## AIM OF THE TASK
Isolate every line in the data with the string "this" and copy it.

§ §

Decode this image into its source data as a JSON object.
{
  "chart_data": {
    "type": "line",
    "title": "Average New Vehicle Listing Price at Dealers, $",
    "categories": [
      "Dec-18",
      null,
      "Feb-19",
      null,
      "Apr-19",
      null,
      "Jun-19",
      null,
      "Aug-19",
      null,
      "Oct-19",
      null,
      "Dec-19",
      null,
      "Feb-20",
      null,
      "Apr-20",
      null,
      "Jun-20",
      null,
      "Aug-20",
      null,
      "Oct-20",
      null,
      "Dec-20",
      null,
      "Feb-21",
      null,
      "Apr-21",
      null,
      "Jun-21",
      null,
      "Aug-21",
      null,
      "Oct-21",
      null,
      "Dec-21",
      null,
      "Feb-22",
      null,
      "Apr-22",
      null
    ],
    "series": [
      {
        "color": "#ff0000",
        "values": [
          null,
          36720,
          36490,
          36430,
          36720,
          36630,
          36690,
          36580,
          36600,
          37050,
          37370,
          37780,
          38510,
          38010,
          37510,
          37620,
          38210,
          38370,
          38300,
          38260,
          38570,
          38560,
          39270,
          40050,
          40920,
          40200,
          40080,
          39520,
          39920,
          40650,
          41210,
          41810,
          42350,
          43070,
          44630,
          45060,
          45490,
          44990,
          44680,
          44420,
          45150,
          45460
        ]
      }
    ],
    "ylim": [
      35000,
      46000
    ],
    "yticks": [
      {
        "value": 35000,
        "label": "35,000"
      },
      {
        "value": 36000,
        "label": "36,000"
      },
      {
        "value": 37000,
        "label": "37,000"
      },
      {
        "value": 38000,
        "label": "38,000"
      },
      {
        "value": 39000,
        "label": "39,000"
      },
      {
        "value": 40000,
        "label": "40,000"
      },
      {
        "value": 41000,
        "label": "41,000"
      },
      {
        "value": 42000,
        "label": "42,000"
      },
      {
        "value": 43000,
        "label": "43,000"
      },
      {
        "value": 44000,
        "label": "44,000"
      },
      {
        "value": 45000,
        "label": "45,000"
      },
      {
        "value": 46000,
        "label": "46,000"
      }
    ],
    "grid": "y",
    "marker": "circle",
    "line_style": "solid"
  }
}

§ §

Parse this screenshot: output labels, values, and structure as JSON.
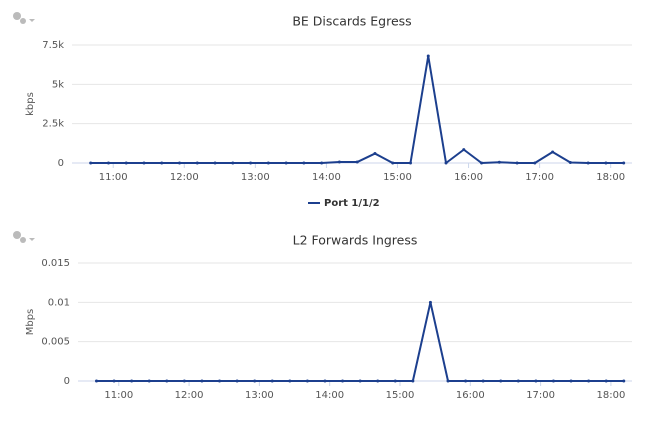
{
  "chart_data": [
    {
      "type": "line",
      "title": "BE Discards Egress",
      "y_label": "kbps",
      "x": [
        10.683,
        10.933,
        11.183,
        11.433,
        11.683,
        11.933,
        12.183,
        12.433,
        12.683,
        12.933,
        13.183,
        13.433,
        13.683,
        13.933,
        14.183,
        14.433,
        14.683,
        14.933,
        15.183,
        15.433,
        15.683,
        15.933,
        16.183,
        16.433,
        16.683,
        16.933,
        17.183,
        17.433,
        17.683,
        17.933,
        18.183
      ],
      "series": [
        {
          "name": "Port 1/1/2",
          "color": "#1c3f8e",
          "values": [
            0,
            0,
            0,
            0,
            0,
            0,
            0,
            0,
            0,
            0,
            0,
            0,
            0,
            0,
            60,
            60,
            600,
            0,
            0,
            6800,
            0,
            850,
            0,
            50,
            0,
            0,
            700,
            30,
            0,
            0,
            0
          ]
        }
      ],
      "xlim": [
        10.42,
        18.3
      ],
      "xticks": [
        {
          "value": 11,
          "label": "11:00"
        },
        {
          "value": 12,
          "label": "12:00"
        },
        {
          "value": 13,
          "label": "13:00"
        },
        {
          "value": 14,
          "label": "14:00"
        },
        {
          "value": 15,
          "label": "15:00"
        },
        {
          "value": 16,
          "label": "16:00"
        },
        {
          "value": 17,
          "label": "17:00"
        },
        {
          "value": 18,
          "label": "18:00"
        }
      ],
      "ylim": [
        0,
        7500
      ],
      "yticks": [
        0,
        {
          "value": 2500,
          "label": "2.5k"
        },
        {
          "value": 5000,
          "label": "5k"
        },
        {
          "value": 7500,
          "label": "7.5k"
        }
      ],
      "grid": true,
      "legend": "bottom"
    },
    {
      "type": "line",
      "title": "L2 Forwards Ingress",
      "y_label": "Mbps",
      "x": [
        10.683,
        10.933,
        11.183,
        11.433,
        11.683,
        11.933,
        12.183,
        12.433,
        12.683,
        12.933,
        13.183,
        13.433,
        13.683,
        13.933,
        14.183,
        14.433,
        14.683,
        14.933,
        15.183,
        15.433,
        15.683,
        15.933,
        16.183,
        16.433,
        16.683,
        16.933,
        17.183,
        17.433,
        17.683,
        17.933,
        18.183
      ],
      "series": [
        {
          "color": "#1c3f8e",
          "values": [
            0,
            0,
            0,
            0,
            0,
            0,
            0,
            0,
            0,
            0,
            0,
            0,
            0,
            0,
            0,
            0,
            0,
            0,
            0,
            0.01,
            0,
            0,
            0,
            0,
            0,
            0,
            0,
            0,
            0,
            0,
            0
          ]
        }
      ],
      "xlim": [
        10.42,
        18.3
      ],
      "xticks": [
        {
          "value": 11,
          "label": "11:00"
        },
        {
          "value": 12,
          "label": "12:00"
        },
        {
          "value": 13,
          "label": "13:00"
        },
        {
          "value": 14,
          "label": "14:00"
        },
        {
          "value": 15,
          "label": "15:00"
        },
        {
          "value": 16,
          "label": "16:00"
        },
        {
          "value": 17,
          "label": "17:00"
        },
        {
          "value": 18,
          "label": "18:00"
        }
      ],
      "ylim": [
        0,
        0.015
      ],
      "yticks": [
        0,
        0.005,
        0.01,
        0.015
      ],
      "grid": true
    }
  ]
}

§ §

## REPLY TO THE TASK
Decode this image into its source data as a JSON object.
Parse this screenshot: output labels, values, and structure as JSON.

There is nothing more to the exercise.